- _DATA EXCERPTS_:

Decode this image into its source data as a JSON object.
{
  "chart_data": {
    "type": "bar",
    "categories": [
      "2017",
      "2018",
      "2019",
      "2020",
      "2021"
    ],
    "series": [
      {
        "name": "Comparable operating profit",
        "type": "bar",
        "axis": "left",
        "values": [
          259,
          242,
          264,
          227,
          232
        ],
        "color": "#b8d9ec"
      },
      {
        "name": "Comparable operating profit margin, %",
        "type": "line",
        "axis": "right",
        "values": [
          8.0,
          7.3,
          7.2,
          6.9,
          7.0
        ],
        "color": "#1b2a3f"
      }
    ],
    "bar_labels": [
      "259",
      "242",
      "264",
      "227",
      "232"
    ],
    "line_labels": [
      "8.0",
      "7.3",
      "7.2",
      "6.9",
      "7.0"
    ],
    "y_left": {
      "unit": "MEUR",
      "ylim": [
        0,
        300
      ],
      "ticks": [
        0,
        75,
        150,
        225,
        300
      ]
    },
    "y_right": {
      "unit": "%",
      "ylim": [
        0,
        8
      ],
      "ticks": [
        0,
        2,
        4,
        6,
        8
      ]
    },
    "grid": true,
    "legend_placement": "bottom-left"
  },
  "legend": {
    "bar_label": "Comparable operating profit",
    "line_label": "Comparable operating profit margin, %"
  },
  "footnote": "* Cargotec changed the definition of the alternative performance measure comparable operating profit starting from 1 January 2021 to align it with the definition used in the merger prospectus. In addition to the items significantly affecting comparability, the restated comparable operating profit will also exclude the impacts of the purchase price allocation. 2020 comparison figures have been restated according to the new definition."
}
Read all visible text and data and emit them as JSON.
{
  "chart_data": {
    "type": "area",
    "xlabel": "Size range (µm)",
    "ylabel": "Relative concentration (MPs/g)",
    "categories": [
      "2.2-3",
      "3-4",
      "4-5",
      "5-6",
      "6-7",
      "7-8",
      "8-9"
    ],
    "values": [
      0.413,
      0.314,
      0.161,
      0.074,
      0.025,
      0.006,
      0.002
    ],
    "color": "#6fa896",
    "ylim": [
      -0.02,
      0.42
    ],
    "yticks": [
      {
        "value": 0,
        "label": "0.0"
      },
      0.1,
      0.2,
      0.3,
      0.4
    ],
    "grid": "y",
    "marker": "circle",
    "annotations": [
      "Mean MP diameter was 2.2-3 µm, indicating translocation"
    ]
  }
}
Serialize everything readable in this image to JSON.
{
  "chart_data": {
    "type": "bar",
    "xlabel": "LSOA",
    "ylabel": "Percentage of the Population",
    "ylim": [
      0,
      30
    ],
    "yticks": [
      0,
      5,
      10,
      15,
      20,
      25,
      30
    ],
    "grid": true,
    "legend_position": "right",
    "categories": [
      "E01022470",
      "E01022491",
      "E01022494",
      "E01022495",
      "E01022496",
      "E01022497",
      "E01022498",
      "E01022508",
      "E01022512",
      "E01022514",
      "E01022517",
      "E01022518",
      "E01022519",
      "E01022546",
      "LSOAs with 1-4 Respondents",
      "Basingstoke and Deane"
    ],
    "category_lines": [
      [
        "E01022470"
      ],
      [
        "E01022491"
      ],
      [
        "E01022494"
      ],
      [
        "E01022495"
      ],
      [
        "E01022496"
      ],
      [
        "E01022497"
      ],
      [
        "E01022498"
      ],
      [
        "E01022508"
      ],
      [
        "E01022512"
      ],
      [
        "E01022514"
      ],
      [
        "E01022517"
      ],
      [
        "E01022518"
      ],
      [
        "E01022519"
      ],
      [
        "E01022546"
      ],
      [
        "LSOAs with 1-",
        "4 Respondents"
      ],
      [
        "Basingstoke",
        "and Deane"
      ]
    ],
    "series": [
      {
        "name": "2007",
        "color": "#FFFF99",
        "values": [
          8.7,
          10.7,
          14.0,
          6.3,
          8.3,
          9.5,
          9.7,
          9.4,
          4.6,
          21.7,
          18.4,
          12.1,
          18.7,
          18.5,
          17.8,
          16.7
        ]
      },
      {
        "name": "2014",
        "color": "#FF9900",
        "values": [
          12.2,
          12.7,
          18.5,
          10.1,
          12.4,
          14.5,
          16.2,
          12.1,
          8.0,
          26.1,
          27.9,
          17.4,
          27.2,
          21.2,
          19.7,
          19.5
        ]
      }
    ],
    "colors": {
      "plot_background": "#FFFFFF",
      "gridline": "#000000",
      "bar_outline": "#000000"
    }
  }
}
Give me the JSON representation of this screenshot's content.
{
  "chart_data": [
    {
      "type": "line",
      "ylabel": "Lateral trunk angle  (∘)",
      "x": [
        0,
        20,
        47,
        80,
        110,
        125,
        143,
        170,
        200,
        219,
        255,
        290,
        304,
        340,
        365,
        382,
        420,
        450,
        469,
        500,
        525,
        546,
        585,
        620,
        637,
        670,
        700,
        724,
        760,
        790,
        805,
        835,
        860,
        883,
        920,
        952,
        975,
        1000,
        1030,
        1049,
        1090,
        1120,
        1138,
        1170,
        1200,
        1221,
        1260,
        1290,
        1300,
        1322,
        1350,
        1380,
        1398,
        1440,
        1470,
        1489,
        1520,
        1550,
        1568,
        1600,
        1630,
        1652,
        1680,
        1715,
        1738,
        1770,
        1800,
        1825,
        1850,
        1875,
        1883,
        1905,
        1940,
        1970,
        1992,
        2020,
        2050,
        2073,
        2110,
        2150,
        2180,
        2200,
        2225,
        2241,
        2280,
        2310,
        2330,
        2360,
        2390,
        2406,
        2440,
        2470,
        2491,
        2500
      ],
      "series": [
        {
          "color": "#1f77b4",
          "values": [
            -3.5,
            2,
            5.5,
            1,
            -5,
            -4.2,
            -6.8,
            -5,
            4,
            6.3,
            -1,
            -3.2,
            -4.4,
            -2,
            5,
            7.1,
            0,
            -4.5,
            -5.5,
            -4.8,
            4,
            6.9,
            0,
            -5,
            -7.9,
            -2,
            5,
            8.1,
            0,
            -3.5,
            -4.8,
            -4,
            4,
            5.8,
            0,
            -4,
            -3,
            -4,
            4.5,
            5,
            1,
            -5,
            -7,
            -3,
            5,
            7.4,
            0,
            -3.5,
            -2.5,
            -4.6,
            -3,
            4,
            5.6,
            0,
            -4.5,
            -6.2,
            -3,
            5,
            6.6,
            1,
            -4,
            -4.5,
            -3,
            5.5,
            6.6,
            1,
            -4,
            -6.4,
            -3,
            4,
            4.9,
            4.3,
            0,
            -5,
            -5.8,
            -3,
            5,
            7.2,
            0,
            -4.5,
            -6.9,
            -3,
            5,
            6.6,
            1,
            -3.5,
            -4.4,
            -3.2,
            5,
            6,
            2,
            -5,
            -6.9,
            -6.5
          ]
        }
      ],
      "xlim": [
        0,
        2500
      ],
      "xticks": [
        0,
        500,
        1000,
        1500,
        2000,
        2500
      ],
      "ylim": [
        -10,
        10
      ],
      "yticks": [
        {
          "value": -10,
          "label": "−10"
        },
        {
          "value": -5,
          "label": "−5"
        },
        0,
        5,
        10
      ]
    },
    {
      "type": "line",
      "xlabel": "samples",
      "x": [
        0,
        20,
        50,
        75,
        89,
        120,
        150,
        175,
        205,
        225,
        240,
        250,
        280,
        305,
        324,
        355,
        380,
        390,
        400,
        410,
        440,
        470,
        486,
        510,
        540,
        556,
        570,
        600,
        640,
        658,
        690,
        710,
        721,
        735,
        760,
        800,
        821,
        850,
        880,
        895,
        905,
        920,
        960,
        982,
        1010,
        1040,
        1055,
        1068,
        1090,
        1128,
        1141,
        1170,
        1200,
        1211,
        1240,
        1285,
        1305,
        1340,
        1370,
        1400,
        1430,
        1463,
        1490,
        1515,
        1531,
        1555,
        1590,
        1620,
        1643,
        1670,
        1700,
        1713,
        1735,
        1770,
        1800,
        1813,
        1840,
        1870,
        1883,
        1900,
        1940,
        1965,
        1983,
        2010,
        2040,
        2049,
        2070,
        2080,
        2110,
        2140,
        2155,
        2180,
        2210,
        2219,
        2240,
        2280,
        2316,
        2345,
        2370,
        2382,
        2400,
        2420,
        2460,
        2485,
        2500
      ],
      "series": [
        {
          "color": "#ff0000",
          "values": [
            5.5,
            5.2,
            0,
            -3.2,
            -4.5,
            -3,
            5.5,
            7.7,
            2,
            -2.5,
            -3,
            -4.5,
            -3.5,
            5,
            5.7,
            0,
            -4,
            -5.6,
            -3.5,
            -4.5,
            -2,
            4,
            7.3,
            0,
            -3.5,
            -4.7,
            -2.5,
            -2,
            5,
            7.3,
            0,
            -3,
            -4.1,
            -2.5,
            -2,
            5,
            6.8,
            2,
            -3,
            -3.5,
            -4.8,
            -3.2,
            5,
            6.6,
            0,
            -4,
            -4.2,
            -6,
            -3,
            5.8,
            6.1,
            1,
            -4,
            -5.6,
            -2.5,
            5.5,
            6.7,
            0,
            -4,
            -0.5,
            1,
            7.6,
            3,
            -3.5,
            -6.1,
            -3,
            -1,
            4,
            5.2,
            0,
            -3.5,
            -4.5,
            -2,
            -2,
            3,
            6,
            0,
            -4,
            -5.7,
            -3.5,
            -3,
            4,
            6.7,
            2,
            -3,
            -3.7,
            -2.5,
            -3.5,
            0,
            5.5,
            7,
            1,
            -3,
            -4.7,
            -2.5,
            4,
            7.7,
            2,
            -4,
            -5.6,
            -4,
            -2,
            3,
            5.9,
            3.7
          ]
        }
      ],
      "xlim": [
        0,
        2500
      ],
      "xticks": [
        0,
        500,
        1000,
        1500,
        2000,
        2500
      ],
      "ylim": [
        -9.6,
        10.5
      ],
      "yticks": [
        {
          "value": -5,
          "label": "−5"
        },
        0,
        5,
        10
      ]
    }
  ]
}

- _WRITTEN TASK_: Gather from the data above every line with the string "ylabel".

- _OUTPUT BELOW_:
    "ylabel": "Relative concentration (MPs/g)",
    "ylabel": "Percentage of the Population",
      "ylabel": "Lateral trunk angle  (∘)",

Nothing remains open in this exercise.